▶ Records
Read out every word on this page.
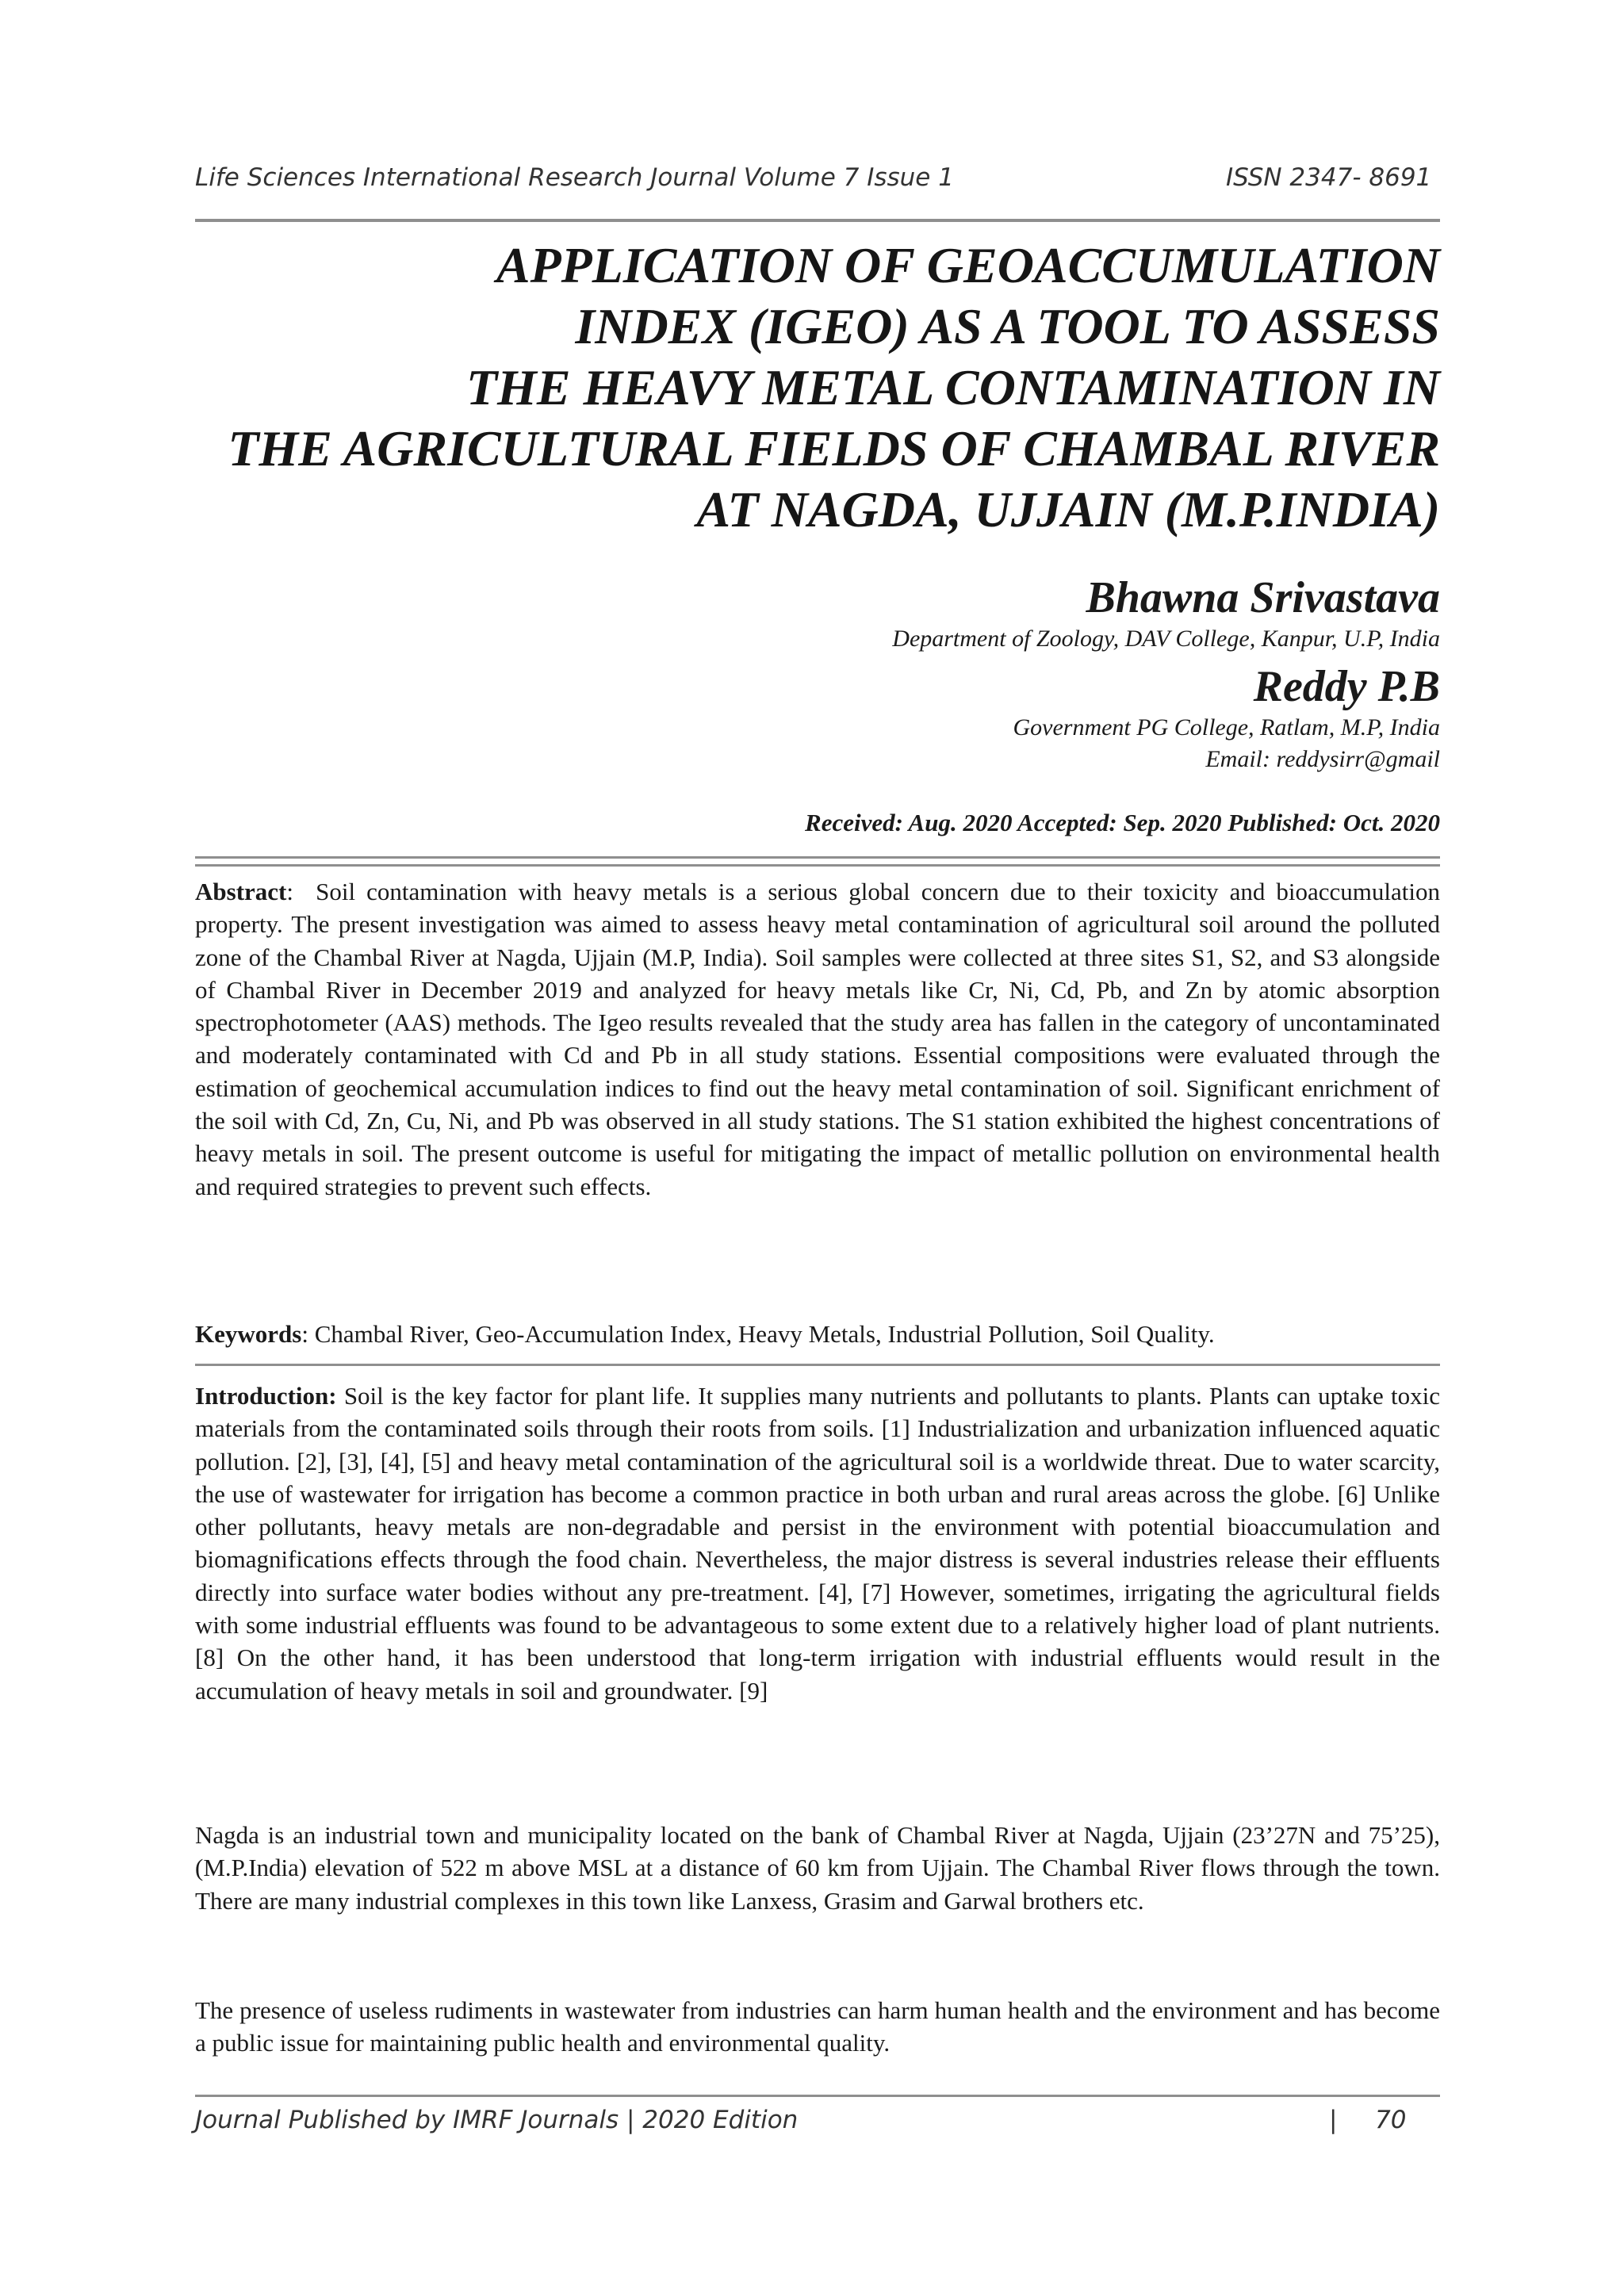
Life Sciences International Research Journal Volume 7 Issue 1	ISSN 2347- 8691
APPLICATION OF GEOACCUMULATION
INDEX (IGEO) AS A TOOL TO ASSESS
THE HEAVY METAL CONTAMINATION IN
THE AGRICULTURAL FIELDS OF CHAMBAL RIVER
AT NAGDA, UJJAIN (M.P.INDIA)
Bhawna Srivastava
Department of Zoology, DAV College, Kanpur, U.P, India
Reddy P.B
Government PG College, Ratlam, M.P, India
Email: reddysirr@gmail
Received: Aug. 2020 Accepted: Sep. 2020 Published: Oct. 2020
Abstract:  Soil contamination with heavy metals is a serious global concern due to their toxicity and bioaccumulation property. The present investigation was aimed to assess heavy metal contamination of agricultural soil around the polluted zone of the Chambal River at Nagda, Ujjain (M.P, India). Soil samples were collected at three sites S1, S2, and S3 alongside of Chambal River in December 2019 and analyzed for heavy metals like Cr, Ni, Cd, Pb, and Zn by atomic absorption spectrophotometer (AAS) methods. The Igeo results revealed that the study area has fallen in the category of uncontaminated and moderately contaminated with Cd and Pb in all study stations. Essential compositions were evaluated through the estimation of geochemical accumulation indices to find out the heavy metal contamination of soil. Significant enrichment of the soil with Cd, Zn, Cu, Ni, and Pb was observed in all study stations. The S1 station exhibited the highest concentrations of heavy metals in soil. The present outcome is useful for mitigating the impact of metallic pollution on environmental health and required strategies to prevent such effects.
Keywords: Chambal River, Geo-Accumulation Index, Heavy Metals, Industrial Pollution, Soil Quality.
Introduction: Soil is the key factor for plant life. It supplies many nutrients and pollutants to plants. Plants can uptake toxic materials from the contaminated soils through their roots from soils. [1] Industrialization and urbanization influenced aquatic pollution. [2], [3], [4], [5] and heavy metal contamination of the agricultural soil is a worldwide threat. Due to water scarcity, the use of wastewater for irrigation has become a common practice in both urban and rural areas across the globe. [6] Unlike other pollutants, heavy metals are non-degradable and persist in the environment with potential bioaccumulation and biomagnifications effects through the food chain. Nevertheless, the major distress is several industries release their effluents directly into surface water bodies without any pre-treatment. [4], [7] However, sometimes, irrigating the agricultural fields with some industrial effluents was found to be advantageous to some extent due to a relatively higher load of plant nutrients. [8] On the other hand, it has been understood that long-term irrigation with industrial effluents would result in the accumulation of heavy metals in soil and groundwater. [9]
Nagda is an industrial town and municipality located on the bank of Chambal River at Nagda, Ujjain (23’27N and 75’25), (M.P.India) elevation of 522 m above MSL at a distance of 60 km from Ujjain. The Chambal River flows through the town. There are many industrial complexes in this town like Lanxess, Grasim and Garwal brothers etc.
The presence of useless rudiments in wastewater from industries can harm human health and the environment and has become a public issue for maintaining public health and environmental quality.
Journal Published by IMRF Journals | 2020 Edition	| 70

▶ Stated exercise
Your task is to gather every line with the word "College" and copy it.

▶ Response for this exercise
Department of Zoology, DAV College, Kanpur, U.P, India
Government PG College, Ratlam, M.P, India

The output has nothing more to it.